Records that describe figures:
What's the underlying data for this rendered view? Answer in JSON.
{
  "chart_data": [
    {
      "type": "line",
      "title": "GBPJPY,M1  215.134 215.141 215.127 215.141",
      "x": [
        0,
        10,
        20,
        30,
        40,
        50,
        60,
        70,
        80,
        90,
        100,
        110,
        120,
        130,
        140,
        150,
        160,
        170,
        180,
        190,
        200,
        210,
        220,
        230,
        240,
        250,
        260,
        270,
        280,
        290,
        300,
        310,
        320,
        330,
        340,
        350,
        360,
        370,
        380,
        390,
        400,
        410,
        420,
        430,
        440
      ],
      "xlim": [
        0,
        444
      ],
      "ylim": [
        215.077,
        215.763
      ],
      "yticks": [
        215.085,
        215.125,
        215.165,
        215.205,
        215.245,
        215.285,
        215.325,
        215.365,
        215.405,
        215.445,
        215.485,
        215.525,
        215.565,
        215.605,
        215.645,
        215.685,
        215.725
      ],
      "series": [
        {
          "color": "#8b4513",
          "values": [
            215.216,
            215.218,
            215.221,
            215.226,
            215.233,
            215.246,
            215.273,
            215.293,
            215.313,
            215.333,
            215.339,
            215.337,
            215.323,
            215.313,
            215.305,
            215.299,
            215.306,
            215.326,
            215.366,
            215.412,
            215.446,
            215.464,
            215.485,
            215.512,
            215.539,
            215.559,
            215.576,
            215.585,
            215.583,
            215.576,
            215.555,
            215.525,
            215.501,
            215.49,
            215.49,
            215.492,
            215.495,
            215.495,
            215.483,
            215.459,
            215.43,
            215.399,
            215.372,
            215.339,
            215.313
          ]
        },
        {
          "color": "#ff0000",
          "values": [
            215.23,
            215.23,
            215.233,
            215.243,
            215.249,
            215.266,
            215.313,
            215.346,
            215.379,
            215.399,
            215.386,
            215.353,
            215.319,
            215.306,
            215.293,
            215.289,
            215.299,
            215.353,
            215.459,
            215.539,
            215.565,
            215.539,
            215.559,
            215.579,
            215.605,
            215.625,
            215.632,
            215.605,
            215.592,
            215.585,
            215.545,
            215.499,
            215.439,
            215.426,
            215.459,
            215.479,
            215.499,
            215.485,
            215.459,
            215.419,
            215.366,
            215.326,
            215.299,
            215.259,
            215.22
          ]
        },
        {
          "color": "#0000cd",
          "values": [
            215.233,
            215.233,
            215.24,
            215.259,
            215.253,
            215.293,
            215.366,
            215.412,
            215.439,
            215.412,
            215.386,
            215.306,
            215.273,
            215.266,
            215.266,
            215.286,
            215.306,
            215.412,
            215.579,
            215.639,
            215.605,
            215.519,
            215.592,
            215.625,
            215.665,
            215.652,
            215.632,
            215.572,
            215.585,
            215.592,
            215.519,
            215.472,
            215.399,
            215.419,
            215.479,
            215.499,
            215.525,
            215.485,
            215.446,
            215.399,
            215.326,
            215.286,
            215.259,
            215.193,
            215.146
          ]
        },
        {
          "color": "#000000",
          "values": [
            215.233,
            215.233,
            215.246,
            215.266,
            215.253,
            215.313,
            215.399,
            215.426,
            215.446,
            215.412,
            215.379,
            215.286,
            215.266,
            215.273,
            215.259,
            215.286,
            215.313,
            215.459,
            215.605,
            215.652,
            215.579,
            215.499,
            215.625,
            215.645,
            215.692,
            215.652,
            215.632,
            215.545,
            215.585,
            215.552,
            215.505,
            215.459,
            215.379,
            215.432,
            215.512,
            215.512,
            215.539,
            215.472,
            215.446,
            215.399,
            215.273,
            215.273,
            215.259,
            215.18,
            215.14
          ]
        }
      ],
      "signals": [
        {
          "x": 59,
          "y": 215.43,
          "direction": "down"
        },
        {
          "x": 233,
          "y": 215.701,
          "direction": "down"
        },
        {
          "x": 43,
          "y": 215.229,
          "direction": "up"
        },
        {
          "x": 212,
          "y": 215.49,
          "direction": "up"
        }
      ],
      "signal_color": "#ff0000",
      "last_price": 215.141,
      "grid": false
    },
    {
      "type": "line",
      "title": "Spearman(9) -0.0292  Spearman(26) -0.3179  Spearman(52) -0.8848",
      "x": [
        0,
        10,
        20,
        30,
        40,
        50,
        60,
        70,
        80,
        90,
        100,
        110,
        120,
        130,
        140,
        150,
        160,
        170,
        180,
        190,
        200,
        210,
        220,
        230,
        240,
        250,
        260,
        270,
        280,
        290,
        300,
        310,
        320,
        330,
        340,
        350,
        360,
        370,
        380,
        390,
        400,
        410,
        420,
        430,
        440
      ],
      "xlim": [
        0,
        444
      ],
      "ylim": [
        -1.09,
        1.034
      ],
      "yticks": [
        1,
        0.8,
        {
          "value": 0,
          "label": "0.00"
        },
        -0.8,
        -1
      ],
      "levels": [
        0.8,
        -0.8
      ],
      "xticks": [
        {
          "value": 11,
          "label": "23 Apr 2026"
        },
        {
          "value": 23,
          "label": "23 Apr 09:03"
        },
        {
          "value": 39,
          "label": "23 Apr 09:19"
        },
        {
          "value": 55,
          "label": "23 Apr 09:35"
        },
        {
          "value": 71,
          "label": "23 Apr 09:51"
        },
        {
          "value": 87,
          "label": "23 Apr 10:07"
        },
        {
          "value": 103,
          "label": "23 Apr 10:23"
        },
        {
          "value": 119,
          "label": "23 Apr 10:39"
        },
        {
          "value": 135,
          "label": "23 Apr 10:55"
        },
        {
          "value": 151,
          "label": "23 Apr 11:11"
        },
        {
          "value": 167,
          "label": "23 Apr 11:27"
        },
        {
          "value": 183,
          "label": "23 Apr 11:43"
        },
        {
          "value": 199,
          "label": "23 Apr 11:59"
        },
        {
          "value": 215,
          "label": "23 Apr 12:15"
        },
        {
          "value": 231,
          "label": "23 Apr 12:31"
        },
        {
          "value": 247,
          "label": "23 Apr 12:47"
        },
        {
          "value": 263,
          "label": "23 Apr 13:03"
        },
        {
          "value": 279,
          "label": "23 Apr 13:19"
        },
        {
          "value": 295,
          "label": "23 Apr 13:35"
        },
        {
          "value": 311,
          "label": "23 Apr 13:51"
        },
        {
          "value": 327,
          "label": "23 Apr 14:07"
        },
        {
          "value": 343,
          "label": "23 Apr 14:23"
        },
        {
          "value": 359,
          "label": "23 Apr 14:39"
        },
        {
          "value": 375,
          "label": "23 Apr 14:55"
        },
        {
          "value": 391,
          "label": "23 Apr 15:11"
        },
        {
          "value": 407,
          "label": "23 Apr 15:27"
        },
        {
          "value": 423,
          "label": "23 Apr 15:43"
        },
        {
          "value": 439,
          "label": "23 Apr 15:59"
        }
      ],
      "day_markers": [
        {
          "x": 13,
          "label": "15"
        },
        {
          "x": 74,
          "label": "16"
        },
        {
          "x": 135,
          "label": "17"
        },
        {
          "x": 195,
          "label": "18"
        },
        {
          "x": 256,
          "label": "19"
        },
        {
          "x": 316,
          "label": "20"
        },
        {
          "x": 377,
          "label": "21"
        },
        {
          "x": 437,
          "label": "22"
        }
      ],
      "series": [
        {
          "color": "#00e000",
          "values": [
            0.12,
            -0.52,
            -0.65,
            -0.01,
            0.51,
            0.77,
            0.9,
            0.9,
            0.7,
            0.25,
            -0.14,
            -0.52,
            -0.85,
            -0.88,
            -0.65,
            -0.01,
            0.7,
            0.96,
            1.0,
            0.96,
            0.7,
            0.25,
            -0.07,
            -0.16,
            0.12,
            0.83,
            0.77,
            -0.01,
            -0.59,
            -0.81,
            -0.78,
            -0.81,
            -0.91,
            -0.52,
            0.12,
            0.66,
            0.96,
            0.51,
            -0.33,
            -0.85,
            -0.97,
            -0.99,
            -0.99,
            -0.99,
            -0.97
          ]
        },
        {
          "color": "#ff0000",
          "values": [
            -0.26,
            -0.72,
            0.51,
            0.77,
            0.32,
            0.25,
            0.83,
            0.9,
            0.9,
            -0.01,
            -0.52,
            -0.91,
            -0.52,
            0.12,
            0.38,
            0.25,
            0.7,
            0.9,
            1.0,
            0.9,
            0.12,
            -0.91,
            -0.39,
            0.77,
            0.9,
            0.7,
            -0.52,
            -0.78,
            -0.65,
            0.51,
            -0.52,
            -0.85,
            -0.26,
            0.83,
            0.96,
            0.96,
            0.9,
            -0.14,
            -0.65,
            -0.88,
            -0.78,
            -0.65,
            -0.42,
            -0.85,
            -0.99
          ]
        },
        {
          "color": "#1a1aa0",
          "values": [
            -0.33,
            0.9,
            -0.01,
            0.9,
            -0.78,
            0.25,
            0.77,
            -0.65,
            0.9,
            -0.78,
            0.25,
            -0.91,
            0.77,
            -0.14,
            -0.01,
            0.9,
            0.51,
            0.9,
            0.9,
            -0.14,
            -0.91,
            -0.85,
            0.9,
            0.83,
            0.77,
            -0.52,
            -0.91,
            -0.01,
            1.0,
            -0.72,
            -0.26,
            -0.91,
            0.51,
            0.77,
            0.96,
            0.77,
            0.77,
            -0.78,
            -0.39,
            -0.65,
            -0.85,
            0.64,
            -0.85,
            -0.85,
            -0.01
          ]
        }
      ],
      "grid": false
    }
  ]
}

* [EXERCISE] Take every line above carrying "title" and return it.

* [SOLUTION FOR THIS TASK]
      "title": "GBPJPY,M1  215.134 215.141 215.127 215.141",
      "title": "Spearman(9) -0.0292  Spearman(26) -0.3179  Spearman(52) -0.8848",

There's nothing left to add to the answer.